= WHAT YOU WILL DO =
Look below and pull out each line with the word "dengan".

= RECORDED DATA =
|---|
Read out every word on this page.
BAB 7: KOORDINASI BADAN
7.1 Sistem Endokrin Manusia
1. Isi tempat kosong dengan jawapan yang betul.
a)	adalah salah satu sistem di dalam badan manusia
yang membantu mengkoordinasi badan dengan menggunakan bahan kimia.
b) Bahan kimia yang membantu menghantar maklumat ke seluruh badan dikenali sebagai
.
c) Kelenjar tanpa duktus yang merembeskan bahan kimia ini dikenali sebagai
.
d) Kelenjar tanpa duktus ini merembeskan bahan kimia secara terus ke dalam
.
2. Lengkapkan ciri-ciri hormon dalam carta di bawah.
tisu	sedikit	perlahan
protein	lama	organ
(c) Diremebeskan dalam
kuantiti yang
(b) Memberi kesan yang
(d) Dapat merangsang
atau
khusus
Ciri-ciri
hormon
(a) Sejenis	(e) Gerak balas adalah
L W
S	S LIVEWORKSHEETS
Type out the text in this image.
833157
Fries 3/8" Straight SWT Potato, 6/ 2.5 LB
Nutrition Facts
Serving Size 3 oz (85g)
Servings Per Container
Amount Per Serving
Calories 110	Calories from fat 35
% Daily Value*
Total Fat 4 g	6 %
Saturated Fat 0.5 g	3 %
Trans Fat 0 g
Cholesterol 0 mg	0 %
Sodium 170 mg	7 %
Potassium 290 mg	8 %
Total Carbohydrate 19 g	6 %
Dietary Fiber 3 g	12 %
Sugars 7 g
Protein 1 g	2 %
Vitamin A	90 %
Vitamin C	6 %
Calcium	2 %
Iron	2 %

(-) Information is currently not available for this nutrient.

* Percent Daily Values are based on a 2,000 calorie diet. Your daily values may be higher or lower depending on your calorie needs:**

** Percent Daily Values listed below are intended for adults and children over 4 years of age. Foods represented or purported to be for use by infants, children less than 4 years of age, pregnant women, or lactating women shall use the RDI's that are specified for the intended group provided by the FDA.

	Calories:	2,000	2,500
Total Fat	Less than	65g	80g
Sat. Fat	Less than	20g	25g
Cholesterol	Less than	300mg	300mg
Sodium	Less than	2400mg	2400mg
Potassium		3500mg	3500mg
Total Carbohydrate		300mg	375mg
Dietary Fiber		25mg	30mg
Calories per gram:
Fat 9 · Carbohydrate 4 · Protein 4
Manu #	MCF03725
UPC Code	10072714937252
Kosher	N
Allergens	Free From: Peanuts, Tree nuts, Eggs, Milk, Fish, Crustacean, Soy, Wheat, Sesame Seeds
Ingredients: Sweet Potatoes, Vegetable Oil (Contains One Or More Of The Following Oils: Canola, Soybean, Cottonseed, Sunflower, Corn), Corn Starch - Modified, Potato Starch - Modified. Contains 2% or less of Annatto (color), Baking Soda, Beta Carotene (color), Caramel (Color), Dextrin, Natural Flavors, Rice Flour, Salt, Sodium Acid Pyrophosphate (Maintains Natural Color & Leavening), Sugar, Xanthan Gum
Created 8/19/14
|---|
= OUTPUT FOR THIS TASK =
1. Isi tempat kosong dengan jawapan yang betul.
yang membantu mengkoordinasi badan dengan menggunakan bahan kimia.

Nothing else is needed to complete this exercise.